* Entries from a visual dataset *
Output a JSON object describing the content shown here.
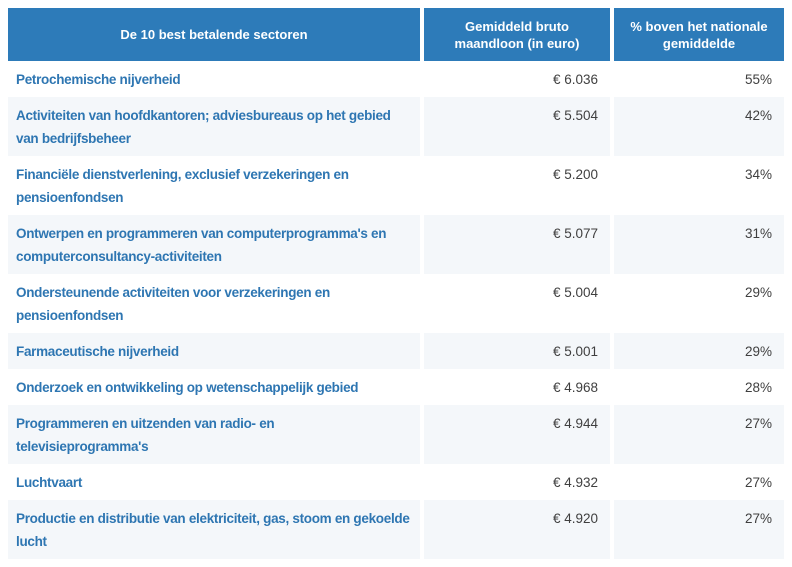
{
  "colors": {
    "header_bg": "#2d7bb9",
    "header_text": "#ffffff",
    "row_alt_bg": "#f4f7fa",
    "sector_color": "#2e76b2",
    "value_color": "#3f3f3f"
  },
  "table": {
    "columns": [
      {
        "label": "De 10 best betalende sectoren"
      },
      {
        "label": "Gemiddeld bruto maandloon (in euro)"
      },
      {
        "label": "% boven het nationale gemiddelde"
      }
    ],
    "rows": [
      {
        "sector": "Petrochemische nijverheid",
        "wage": "€ 6.036",
        "pct": "55%"
      },
      {
        "sector": "Activiteiten van hoofdkantoren; adviesbureaus op het gebied van bedrijfsbeheer",
        "wage": "€ 5.504",
        "pct": "42%"
      },
      {
        "sector": "Financiële dienstverlening, exclusief verzekeringen en pensioenfondsen",
        "wage": "€ 5.200",
        "pct": "34%"
      },
      {
        "sector": "Ontwerpen en programmeren van computerprogramma's en computerconsultancy-activiteiten",
        "wage": "€ 5.077",
        "pct": "31%"
      },
      {
        "sector": "Ondersteunende activiteiten voor verzekeringen en pensioenfondsen",
        "wage": "€ 5.004",
        "pct": "29%"
      },
      {
        "sector": "Farmaceutische nijverheid",
        "wage": "€ 5.001",
        "pct": "29%"
      },
      {
        "sector": "Onderzoek en ontwikkeling op wetenschappelijk gebied",
        "wage": "€ 4.968",
        "pct": "28%"
      },
      {
        "sector": "Programmeren en uitzenden van radio- en televisieprogramma's",
        "wage": "€ 4.944",
        "pct": "27%"
      },
      {
        "sector": "Luchtvaart",
        "wage": "€ 4.932",
        "pct": "27%"
      },
      {
        "sector": "Productie en distributie van elektriciteit, gas, stoom en gekoelde lucht",
        "wage": "€ 4.920",
        "pct": "27%"
      }
    ]
  },
  "chart_data": {
    "type": "table",
    "title": "De 10 best betalende sectoren",
    "columns": [
      "De 10 best betalende sectoren",
      "Gemiddeld bruto maandloon (in euro)",
      "% boven het nationale gemiddelde"
    ],
    "rows": [
      [
        "Petrochemische nijverheid",
        6036,
        55
      ],
      [
        "Activiteiten van hoofdkantoren; adviesbureaus op het gebied van bedrijfsbeheer",
        5504,
        42
      ],
      [
        "Financiële dienstverlening, exclusief verzekeringen en pensioenfondsen",
        5200,
        34
      ],
      [
        "Ontwerpen en programmeren van computerprogramma's en computerconsultancy-activiteiten",
        5077,
        31
      ],
      [
        "Ondersteunende activiteiten voor verzekeringen en pensioenfondsen",
        5004,
        29
      ],
      [
        "Farmaceutische nijverheid",
        5001,
        29
      ],
      [
        "Onderzoek en ontwikkeling op wetenschappelijk gebied",
        4968,
        28
      ],
      [
        "Programmeren en uitzenden van radio- en televisieprogramma's",
        4944,
        27
      ],
      [
        "Luchtvaart",
        4932,
        27
      ],
      [
        "Productie en distributie van elektriciteit, gas, stoom en gekoelde lucht",
        4920,
        27
      ]
    ],
    "layout_hints": {
      "row_striping": true,
      "wage_alignment": "right",
      "percent_alignment": "right",
      "header_alignment": "center"
    }
  }
}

* Aim of the task *
Reproduce the material word for word. Any pictures should be left out of the copy.

* Response below *
Output a JSON object describing the content shown here.
{
  "colors": {
    "header_bg": "#2d7bb9",
    "header_text": "#ffffff",
    "row_alt_bg": "#f4f7fa",
    "sector_color": "#2e76b2",
    "value_color": "#3f3f3f"
  },
  "table": {
    "columns": [
      {
        "label": "De 10 best betalende sectoren"
      },
      {
        "label": "Gemiddeld bruto maandloon (in euro)"
      },
      {
        "label": "% boven het nationale gemiddelde"
      }
    ],
    "rows": [
      {
        "sector": "Petrochemische nijverheid",
        "wage": "€ 6.036",
        "pct": "55%"
      },
      {
        "sector": "Activiteiten van hoofdkantoren; adviesbureaus op het gebied van bedrijfsbeheer",
        "wage": "€ 5.504",
        "pct": "42%"
      },
      {
        "sector": "Financiële dienstverlening, exclusief verzekeringen en pensioenfondsen",
        "wage": "€ 5.200",
        "pct": "34%"
      },
      {
        "sector": "Ontwerpen en programmeren van computerprogramma's en computerconsultancy-activiteiten",
        "wage": "€ 5.077",
        "pct": "31%"
      },
      {
        "sector": "Ondersteunende activiteiten voor verzekeringen en pensioenfondsen",
        "wage": "€ 5.004",
        "pct": "29%"
      },
      {
        "sector": "Farmaceutische nijverheid",
        "wage": "€ 5.001",
        "pct": "29%"
      },
      {
        "sector": "Onderzoek en ontwikkeling op wetenschappelijk gebied",
        "wage": "€ 4.968",
        "pct": "28%"
      },
      {
        "sector": "Programmeren en uitzenden van radio- en televisieprogramma's",
        "wage": "€ 4.944",
        "pct": "27%"
      },
      {
        "sector": "Luchtvaart",
        "wage": "€ 4.932",
        "pct": "27%"
      },
      {
        "sector": "Productie en distributie van elektriciteit, gas, stoom en gekoelde lucht",
        "wage": "€ 4.920",
        "pct": "27%"
      }
    ]
  },
  "chart_data": {
    "type": "table",
    "title": "De 10 best betalende sectoren",
    "columns": [
      "De 10 best betalende sectoren",
      "Gemiddeld bruto maandloon (in euro)",
      "% boven het nationale gemiddelde"
    ],
    "rows": [
      [
        "Petrochemische nijverheid",
        6036,
        55
      ],
      [
        "Activiteiten van hoofdkantoren; adviesbureaus op het gebied van bedrijfsbeheer",
        5504,
        42
      ],
      [
        "Financiële dienstverlening, exclusief verzekeringen en pensioenfondsen",
        5200,
        34
      ],
      [
        "Ontwerpen en programmeren van computerprogramma's en computerconsultancy-activiteiten",
        5077,
        31
      ],
      [
        "Ondersteunende activiteiten voor verzekeringen en pensioenfondsen",
        5004,
        29
      ],
      [
        "Farmaceutische nijverheid",
        5001,
        29
      ],
      [
        "Onderzoek en ontwikkeling op wetenschappelijk gebied",
        4968,
        28
      ],
      [
        "Programmeren en uitzenden van radio- en televisieprogramma's",
        4944,
        27
      ],
      [
        "Luchtvaart",
        4932,
        27
      ],
      [
        "Productie en distributie van elektriciteit, gas, stoom en gekoelde lucht",
        4920,
        27
      ]
    ],
    "layout_hints": {
      "row_striping": true,
      "wage_alignment": "right",
      "percent_alignment": "right",
      "header_alignment": "center"
    }
  }
}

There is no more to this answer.